(PROBLEM) Begin the copy at the line containing "Type out the text in this image." and end it at the final line of the material below, reproducing each line exactly, without images.

(STORED RECORDS)
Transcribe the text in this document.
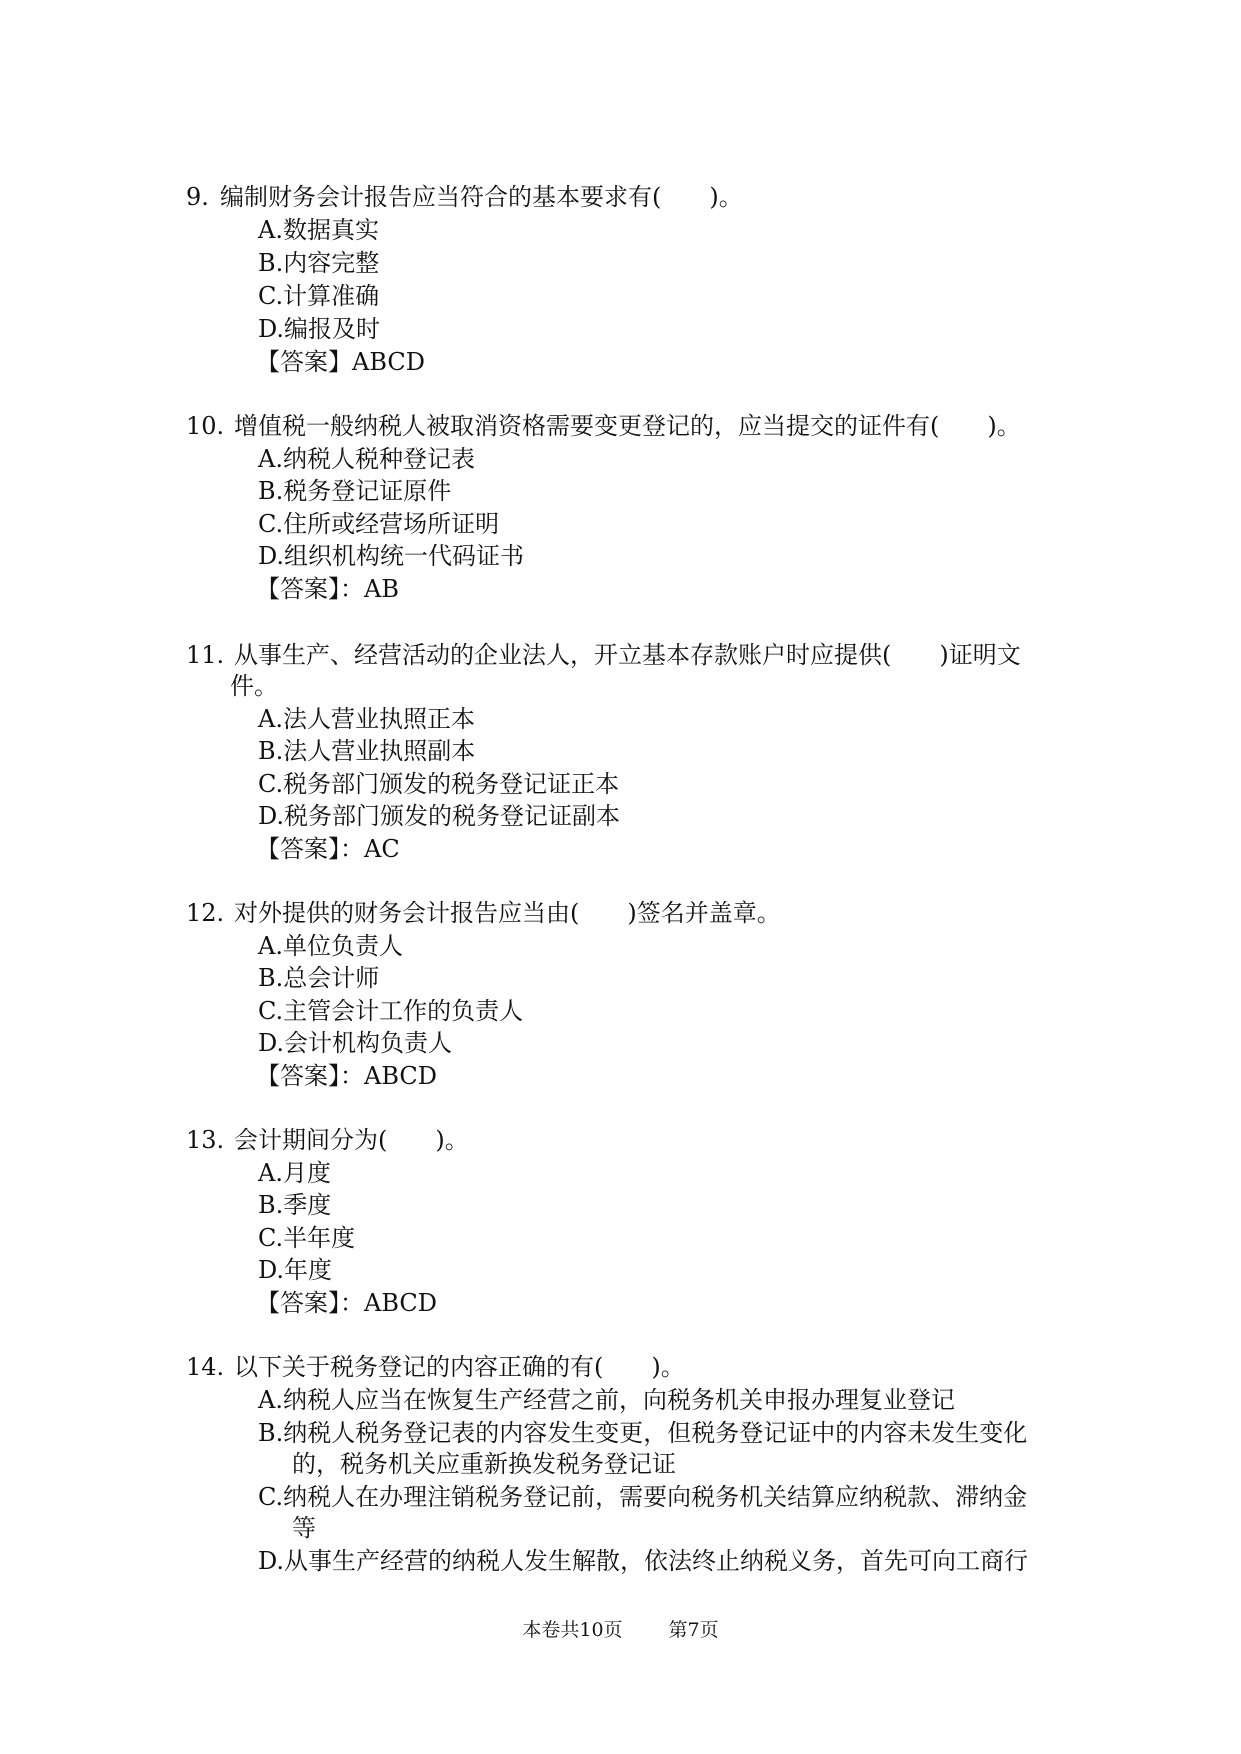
9. 编制财务会计报告应当符合的基本要求有(　　)。
A.数据真实
B.内容完整
C.计算准确
D.编报及时
【答案】ABCD
10. 增值税一般纳税人被取消资格需要变更登记的，应当提交的证件有(　　)。
A.纳税人税种登记表
B.税务登记证原件
C.住所或经营场所证明
D.组织机构统一代码证书
【答案】：AB
11. 从事生产、经营活动的企业法人，开立基本存款账户时应提供(　　)证明文
件。
A.法人营业执照正本
B.法人营业执照副本
C.税务部门颁发的税务登记证正本
D.税务部门颁发的税务登记证副本
【答案】：AC
12. 对外提供的财务会计报告应当由(　　)签名并盖章。
A.单位负责人
B.总会计师
C.主管会计工作的负责人
D.会计机构负责人
【答案】：ABCD
13. 会计期间分为(　　)。
A.月度
B.季度
C.半年度
D.年度
【答案】：ABCD
14. 以下关于税务登记的内容正确的有(　　)。
A.纳税人应当在恢复生产经营之前，向税务机关申报办理复业登记
B.纳税人税务登记表的内容发生变更，但税务登记证中的内容未发生变化
的，税务机关应重新换发税务登记证
C.纳税人在办理注销税务登记前，需要向税务机关结算应纳税款、滞纳金
等
D.从事生产经营的纳税人发生解散，依法终止纳税义务，首先可向工商行
本卷共10页 第7页
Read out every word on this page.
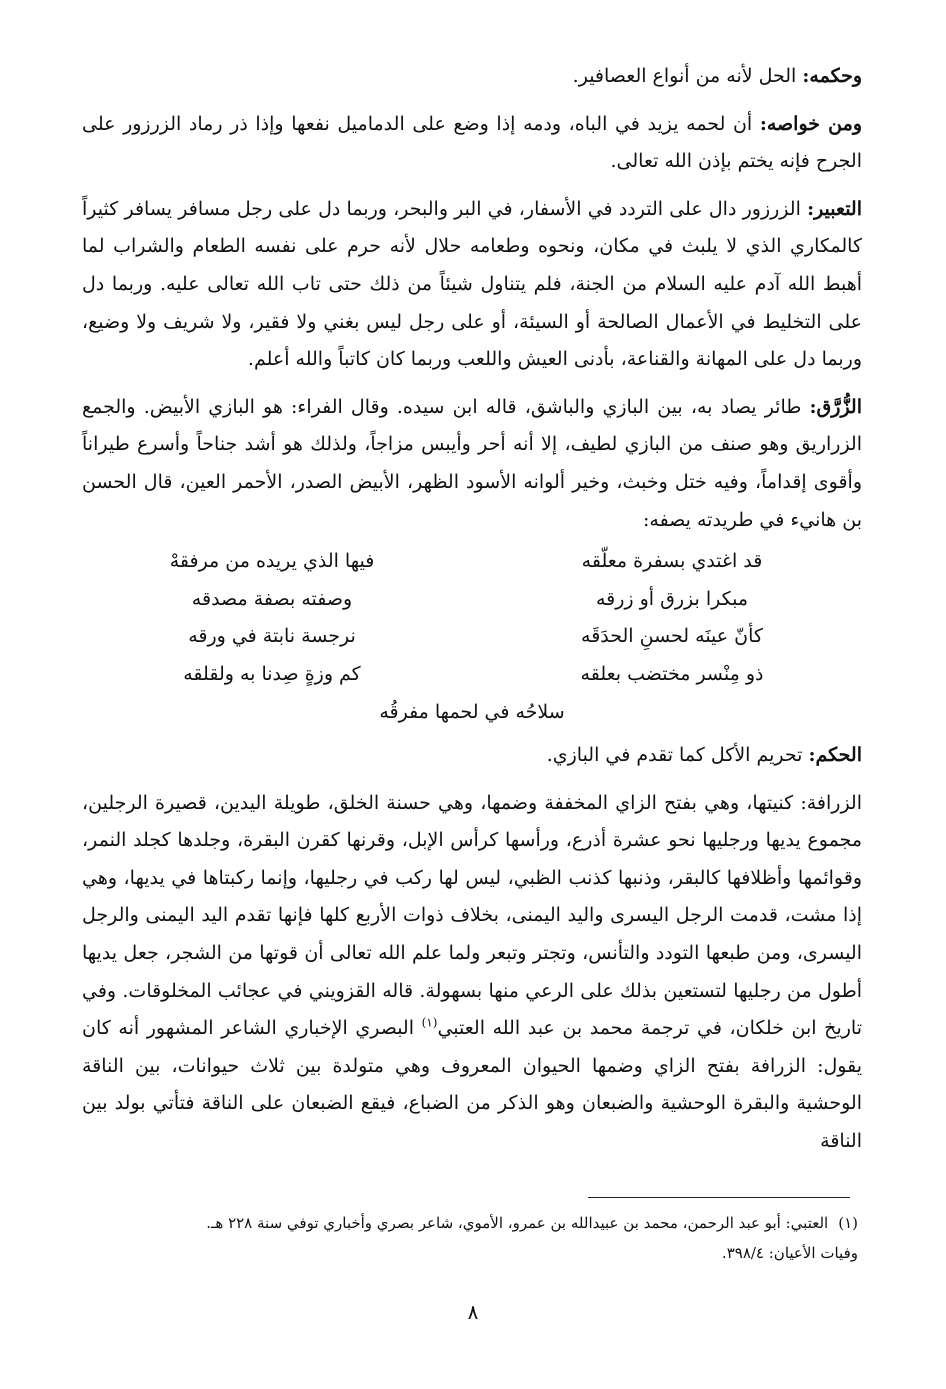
وحكمه: الحل لأنه من أنواع العصافير.

ومن خواصه: أن لحمه يزيد في الباه، ودمه إذا وضع على الدماميل نفعها وإذا ذر رماد الزرزور على الجرح فإنه يختم بإذن الله تعالى.

التعبير: الزرزور دال على التردد في الأسفار، في البر والبحر، وربما دل على رجل مسافر يسافر كثيراً كالمكاري الذي لا يلبث في مكان، ونحوه وطعامه حلال لأنه حرم على نفسه الطعام والشراب لما أهبط الله آدم عليه السلام من الجنة، فلم يتناول شيئاً من ذلك حتى تاب الله تعالى عليه. وربما دل على التخليط في الأعمال الصالحة أو السيئة، أو على رجل ليس بغني ولا فقير، ولا شريف ولا وضيع، وربما دل على المهانة والقناعة، بأدنى العيش واللعب وربما كان كاتباً والله أعلم.

الزُّرَّق: طائر يصاد به، بين البازي والباشق، قاله ابن سيده. وقال الفراء: هو البازي الأبيض. والجمع الزراريق وهو صنف من البازي لطيف، إلا أنه أحر وأيبس مزاجاً، ولذلك هو أشد جناحاً وأسرع طيراناً وأقوى إقداماً، وفيه ختل وخبث، وخير ألوانه الأسود الظهر، الأبيض الصدر، الأحمر العين، قال الحسن بن هانيء في طريدته يصفه:

قد اغتدي بسفرة معلّقه
فيها الذي يريده من مرفقهْ
مبكرا بزرق أو زرقه
وصفته بصفة مصدقه
كأنّ عينَه لحسنِ الحدَقَه
نرجسة نابتة في ورقه
ذو مِنْسر مختضب بعلقه
كم وزةٍ صِدنا به ولقلقه
سلاحُه في لحمها مفرقُه

الحكم: تحريم الأكل كما تقدم في البازي.

الزرافة: كنيتها، وهي بفتح الزاي المخففة وضمها، وهي حسنة الخلق، طويلة اليدين، قصيرة الرجلين، مجموع يديها ورجليها نحو عشرة أذرع، ورأسها كرأس الإبل، وقرنها كقرن البقرة، وجلدها كجلد النمر، وقوائمها وأظلافها كالبقر، وذنبها كذنب الظبي، ليس لها ركب في رجليها، وإنما ركبتاها في يديها، وهي إذا مشت، قدمت الرجل اليسرى واليد اليمنى، بخلاف ذوات الأربع كلها فإنها تقدم اليد اليمنى والرجل اليسرى، ومن طبعها التودد والتأنس، وتجتر وتبعر ولما علم الله تعالى أن قوتها من الشجر، جعل يديها أطول من رجليها لتستعين بذلك على الرعي منها بسهولة. قاله القزويني في عجائب المخلوقات. وفي تاريخ ابن خلكان، في ترجمة محمد بن عبد الله العتبي$^{(١)}$ البصري الإخباري الشاعر المشهور أنه كان يقول: الزرافة بفتح الزاي وضمها الحيوان المعروف وهي متولدة بين ثلاث حيوانات، بين الناقة الوحشية والبقرة الوحشية والضبعان وهو الذكر من الضباع، فيقع الضبعان على الناقة فتأتي بولد بين الناقة

(١)العتبي: أبو عبد الرحمن، محمد بن عبيدالله بن عمرو، الأموي، شاعر بصري وأخباري توفي سنة ٢٢٨ هـ.
وفيات الأعيان: ٣٩٨/٤.
٨
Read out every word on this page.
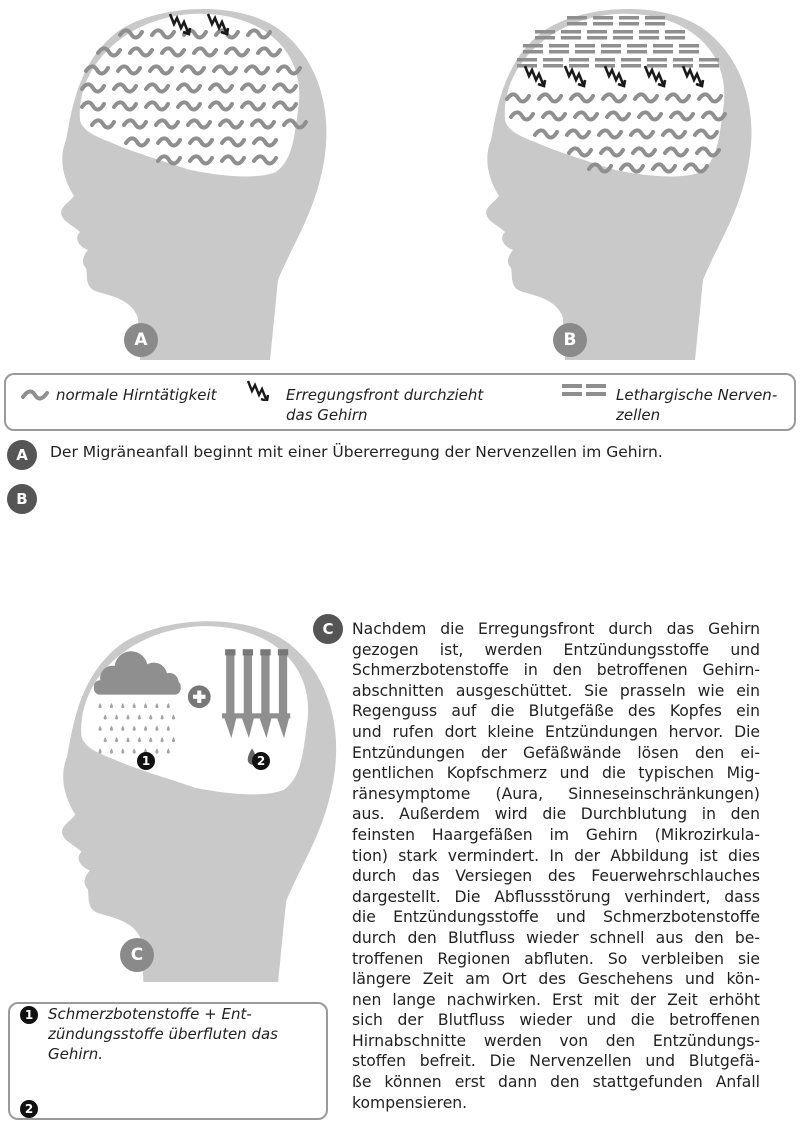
A	B
normale Hirntätigkeit	Erregungsfront durchzieht
das Gehirn
Lethargische Nerven-
zellen
A	Der Migräneanfall beginnt mit einer Übererregung der Nervenzellen im Gehirn.
B
1	2
C
C	Nachdem die Erregungsfront durch das Gehirn
gezogen ist, werden Entzündungsstoffe und
Schmerzbotenstoffe in den betroffenen Gehirn-
abschnitten ausgeschüttet. Sie prasseln wie ein
Regenguss auf die Blutgefäße des Kopfes ein
und rufen dort kleine Entzündungen hervor. Die
Entzündungen der Gefäßwände lösen den ei-
gentlichen Kopfschmerz und die typischen Mig-
ränesymptome (Aura, Sinneseinschränkungen)
aus. Außerdem wird die Durchblutung in den
feinsten Haargefäßen im Gehirn (Mikrozirkula-
tion) stark vermindert. In der Abbildung ist dies
durch das Versiegen des Feuerwehrschlauches
dargestellt. Die Abflussstörung verhindert, dass
die Entzündungsstoffe und Schmerzbotenstoffe
durch den Blutfluss wieder schnell aus den be-
troffenen Regionen abfluten. So verbleiben sie
längere Zeit am Ort des Geschehens und kön-
nen lange nachwirken. Erst mit der Zeit erhöht
sich der Blutfluss wieder und die betroffenen
Hirnabschnitte werden von den Entzündungs-
stoffen befreit. Die Nervenzellen und Blutgefä-
ße können erst dann den stattgefunden Anfall
kompensieren.
1 Schmerzbotenstoffe + Ent-
zündungsstoffe überfluten das
Gehirn.
2
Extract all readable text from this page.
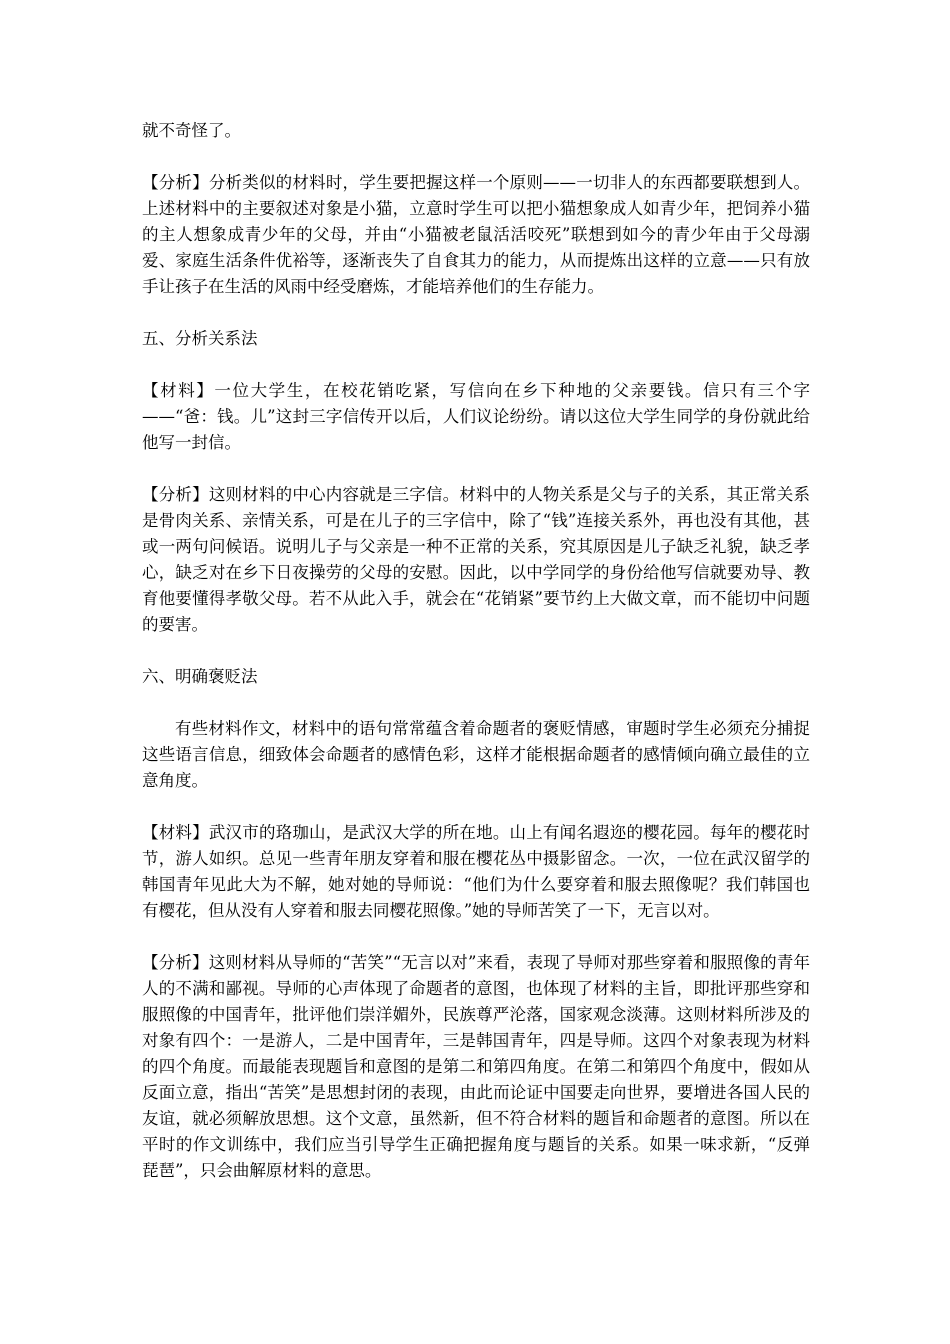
就不奇怪了。

【分析】分析类似的材料时，学生要把握这样一个原则——一切非人的东西都要联想到人。上述材料中的主要叙述对象是小猫，立意时学生可以把小猫想象成人如青少年，把饲养小猫的主人想象成青少年的父母，并由“小猫被老鼠活活咬死”联想到如今的青少年由于父母溺爱、家庭生活条件优裕等，逐渐丧失了自食其力的能力，从而提炼出这样的立意——只有放手让孩子在生活的风雨中经受磨炼，才能培养他们的生存能力。

五、分析关系法

【材料】一位大学生，在校花销吃紧，写信向在乡下种地的父亲要钱。信只有三个字——“爸：钱。儿”这封三字信传开以后，人们议论纷纷。请以这位大学生同学的身份就此给他写一封信。

【分析】这则材料的中心内容就是三字信。材料中的人物关系是父与子的关系，其正常关系是骨肉关系、亲情关系，可是在儿子的三字信中，除了“钱”连接关系外，再也没有其他，甚或一两句问候语。说明儿子与父亲是一种不正常的关系，究其原因是儿子缺乏礼貌，缺乏孝心，缺乏对在乡下日夜操劳的父母的安慰。因此，以中学同学的身份给他写信就要劝导、教育他要懂得孝敬父母。若不从此入手，就会在“花销紧”要节约上大做文章，而不能切中问题的要害。

六、明确褒贬法

有些材料作文，材料中的语句常常蕴含着命题者的褒贬情感，审题时学生必须充分捕捉这些语言信息，细致体会命题者的感情色彩，这样才能根据命题者的感情倾向确立最佳的立意角度。

【材料】武汉市的珞珈山，是武汉大学的所在地。山上有闻名遐迩的樱花园。每年的樱花时节，游人如织。总见一些青年朋友穿着和服在樱花丛中摄影留念。一次，一位在武汉留学的韩国青年见此大为不解，她对她的导师说：“他们为什么要穿着和服去照像呢？我们韩国也有樱花，但从没有人穿着和服去同樱花照像。”她的导师苦笑了一下，无言以对。

【分析】这则材料从导师的“苦笑”“无言以对”来看，表现了导师对那些穿着和服照像的青年人的不满和鄙视。导师的心声体现了命题者的意图，也体现了材料的主旨，即批评那些穿和服照像的中国青年，批评他们崇洋媚外，民族尊严沦落，国家观念淡薄。这则材料所涉及的对象有四个：一是游人，二是中国青年，三是韩国青年，四是导师。这四个对象表现为材料的四个角度。而最能表现题旨和意图的是第二和第四角度。在第二和第四个角度中，假如从反面立意，指出“苦笑”是思想封闭的表现，由此而论证中国要走向世界，要增进各国人民的友谊，就必须解放思想。这个文意，虽然新，但不符合材料的题旨和命题者的意图。所以在平时的作文训练中，我们应当引导学生正确把握角度与题旨的关系。如果一味求新，“反弹琵琶”，只会曲解原材料的意思。
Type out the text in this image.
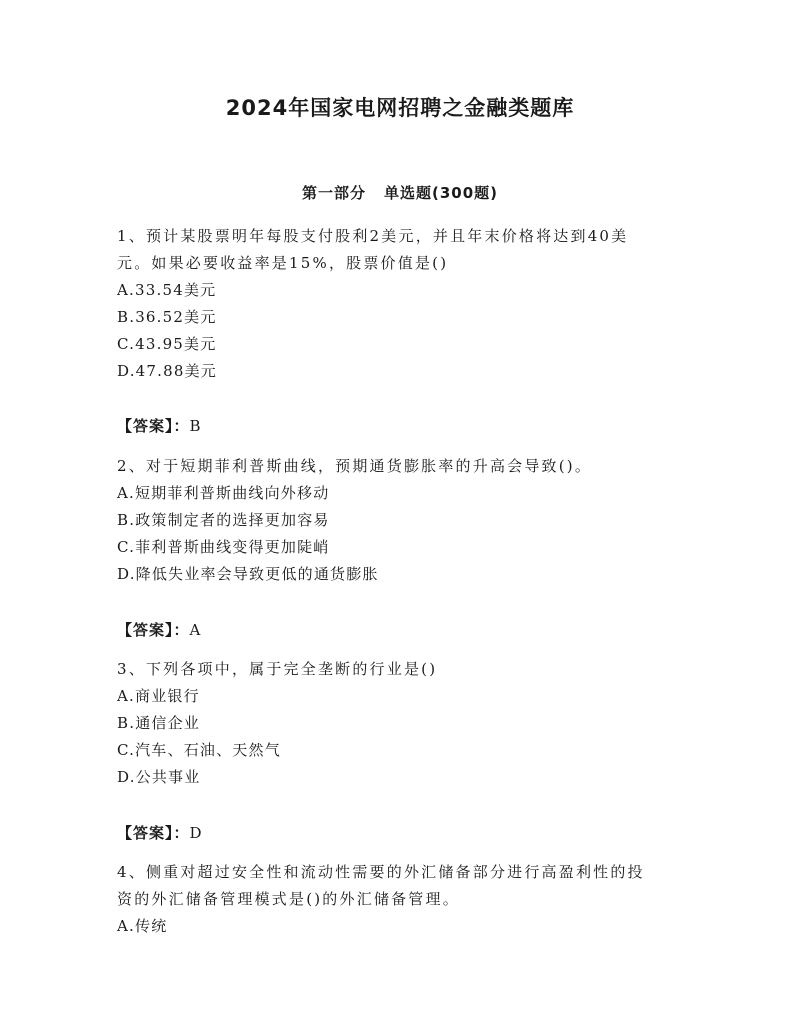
2024年国家电网招聘之金融类题库
第一部分 单选题(300题)
1、预计某股票明年每股支付股利2美元，并且年末价格将达到40美
元。如果必要收益率是15%，股票价值是()
A.33.54美元
B.36.52美元
C.43.95美元
D.47.88美元
【答案】：B
2、对于短期菲利普斯曲线，预期通货膨胀率的升高会导致()。
A.短期菲利普斯曲线向外移动
B.政策制定者的选择更加容易
C.菲利普斯曲线变得更加陡峭
D.降低失业率会导致更低的通货膨胀
【答案】：A
3、下列各项中，属于完全垄断的行业是()
A.商业银行
B.通信企业
C.汽车、石油、天然气
D.公共事业
【答案】：D
4、侧重对超过安全性和流动性需要的外汇储备部分进行高盈利性的投
资的外汇储备管理模式是()的外汇储备管理。
A.传统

(RESULT OF THE TASK)
Type out the text in this image.
2024年国家电网招聘之金融类题库
第一部分 单选题(300题)
1、预计某股票明年每股支付股利2美元，并且年末价格将达到40美
元。如果必要收益率是15%，股票价值是()
A.33.54美元
B.36.52美元
C.43.95美元
D.47.88美元
【答案】：B
2、对于短期菲利普斯曲线，预期通货膨胀率的升高会导致()。
A.短期菲利普斯曲线向外移动
B.政策制定者的选择更加容易
C.菲利普斯曲线变得更加陡峭
D.降低失业率会导致更低的通货膨胀
【答案】：A
3、下列各项中，属于完全垄断的行业是()
A.商业银行
B.通信企业
C.汽车、石油、天然气
D.公共事业
【答案】：D
4、侧重对超过安全性和流动性需要的外汇储备部分进行高盈利性的投
资的外汇储备管理模式是()的外汇储备管理。
A.传统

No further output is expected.